─── Record excerpts ───

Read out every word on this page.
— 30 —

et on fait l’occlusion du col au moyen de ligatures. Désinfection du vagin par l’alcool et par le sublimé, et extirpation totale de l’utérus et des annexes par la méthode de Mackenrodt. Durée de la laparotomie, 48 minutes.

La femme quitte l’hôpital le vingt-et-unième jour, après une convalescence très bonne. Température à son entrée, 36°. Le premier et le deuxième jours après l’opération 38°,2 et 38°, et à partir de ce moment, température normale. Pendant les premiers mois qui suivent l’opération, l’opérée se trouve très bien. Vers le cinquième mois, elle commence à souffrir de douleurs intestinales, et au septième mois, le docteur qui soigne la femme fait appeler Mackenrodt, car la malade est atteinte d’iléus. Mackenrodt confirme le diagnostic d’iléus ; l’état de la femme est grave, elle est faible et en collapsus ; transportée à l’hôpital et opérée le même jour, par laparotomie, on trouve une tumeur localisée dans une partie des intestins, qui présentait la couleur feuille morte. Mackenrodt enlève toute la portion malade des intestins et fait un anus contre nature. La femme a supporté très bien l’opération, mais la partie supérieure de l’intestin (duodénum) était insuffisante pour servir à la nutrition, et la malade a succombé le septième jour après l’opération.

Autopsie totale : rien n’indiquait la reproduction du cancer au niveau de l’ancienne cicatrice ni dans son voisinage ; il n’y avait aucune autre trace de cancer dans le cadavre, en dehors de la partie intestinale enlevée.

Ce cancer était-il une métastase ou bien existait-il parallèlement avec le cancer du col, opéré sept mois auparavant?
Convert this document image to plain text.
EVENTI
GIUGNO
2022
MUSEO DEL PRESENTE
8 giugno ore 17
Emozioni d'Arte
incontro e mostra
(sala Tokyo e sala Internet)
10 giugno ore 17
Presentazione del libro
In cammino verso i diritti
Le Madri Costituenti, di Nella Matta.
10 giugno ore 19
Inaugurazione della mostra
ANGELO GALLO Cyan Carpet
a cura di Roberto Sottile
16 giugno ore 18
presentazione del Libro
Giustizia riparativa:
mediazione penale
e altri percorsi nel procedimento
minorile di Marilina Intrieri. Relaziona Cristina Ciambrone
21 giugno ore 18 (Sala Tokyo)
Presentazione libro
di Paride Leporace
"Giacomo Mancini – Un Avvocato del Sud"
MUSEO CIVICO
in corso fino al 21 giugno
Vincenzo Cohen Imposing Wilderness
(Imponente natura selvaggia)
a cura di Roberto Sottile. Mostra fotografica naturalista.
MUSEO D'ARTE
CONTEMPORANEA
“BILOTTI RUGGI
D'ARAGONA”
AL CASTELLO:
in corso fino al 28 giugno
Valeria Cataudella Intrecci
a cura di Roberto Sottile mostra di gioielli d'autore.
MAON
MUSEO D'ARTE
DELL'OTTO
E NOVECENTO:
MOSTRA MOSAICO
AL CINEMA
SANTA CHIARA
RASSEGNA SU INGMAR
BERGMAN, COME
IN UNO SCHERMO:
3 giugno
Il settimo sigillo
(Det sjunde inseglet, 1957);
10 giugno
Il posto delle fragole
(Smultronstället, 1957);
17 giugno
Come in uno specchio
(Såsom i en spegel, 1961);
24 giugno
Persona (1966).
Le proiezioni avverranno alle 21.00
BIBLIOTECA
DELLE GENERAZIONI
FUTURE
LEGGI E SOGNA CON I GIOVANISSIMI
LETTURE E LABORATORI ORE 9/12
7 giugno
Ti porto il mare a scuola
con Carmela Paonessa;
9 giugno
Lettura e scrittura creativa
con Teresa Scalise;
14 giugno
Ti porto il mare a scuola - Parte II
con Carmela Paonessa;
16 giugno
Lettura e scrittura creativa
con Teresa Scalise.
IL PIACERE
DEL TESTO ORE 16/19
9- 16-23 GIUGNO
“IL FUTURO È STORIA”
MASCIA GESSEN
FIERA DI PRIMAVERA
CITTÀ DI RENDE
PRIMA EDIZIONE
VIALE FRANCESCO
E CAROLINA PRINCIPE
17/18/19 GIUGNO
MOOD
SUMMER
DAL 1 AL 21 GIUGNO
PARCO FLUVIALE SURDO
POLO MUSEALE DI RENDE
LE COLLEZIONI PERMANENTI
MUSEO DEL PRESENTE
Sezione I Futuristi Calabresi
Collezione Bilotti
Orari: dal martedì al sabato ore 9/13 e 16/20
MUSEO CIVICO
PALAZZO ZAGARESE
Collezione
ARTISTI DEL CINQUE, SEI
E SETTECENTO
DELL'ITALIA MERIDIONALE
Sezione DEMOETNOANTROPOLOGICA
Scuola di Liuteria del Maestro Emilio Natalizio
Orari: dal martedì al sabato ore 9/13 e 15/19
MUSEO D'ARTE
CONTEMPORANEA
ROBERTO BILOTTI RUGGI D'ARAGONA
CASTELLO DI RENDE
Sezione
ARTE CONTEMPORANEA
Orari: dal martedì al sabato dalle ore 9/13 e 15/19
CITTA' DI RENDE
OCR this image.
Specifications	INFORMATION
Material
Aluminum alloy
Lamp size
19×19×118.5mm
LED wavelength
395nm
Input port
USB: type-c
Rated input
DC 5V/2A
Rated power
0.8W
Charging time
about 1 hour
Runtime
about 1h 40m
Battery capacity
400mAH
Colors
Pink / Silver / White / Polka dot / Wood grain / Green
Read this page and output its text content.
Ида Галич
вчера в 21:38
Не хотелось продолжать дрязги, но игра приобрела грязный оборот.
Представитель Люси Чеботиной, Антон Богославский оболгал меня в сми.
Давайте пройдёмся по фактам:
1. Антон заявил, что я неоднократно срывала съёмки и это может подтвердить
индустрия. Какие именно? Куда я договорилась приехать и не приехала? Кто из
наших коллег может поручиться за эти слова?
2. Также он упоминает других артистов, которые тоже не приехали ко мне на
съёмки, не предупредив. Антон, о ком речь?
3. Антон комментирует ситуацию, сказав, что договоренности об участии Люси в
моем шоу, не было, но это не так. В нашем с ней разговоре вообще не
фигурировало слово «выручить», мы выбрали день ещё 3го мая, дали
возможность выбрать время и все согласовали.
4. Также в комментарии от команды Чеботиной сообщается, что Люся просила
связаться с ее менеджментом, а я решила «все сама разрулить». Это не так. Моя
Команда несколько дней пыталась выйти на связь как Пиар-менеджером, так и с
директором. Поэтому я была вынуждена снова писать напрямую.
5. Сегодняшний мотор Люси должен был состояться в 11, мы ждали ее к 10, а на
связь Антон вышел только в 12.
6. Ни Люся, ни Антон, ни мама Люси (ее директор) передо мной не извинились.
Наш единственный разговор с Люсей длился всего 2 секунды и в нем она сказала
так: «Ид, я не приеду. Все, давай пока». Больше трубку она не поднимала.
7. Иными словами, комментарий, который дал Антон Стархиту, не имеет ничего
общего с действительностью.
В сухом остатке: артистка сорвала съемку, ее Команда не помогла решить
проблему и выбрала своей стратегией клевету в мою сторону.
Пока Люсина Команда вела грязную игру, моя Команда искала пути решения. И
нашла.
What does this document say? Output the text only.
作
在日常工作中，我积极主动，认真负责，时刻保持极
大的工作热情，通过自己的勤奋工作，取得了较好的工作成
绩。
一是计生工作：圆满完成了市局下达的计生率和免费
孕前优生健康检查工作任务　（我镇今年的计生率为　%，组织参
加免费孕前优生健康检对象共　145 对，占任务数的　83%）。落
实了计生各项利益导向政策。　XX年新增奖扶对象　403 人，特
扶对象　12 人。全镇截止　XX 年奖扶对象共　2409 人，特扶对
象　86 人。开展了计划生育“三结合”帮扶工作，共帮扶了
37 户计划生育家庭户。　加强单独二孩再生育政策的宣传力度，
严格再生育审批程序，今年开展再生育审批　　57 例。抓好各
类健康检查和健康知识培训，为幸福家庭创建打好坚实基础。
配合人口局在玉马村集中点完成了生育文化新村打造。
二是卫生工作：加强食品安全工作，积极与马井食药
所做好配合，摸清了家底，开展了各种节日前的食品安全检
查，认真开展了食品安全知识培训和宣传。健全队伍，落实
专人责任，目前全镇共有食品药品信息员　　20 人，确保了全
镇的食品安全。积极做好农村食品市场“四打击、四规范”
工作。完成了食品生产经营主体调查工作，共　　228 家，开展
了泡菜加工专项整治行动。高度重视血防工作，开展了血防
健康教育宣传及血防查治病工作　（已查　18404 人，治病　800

───

__What you have to do__
For this exercise, gather every line of the data that contains the word "corso".

__Written reply__
in corso fino al 21 giugno
in corso fino al 28 giugno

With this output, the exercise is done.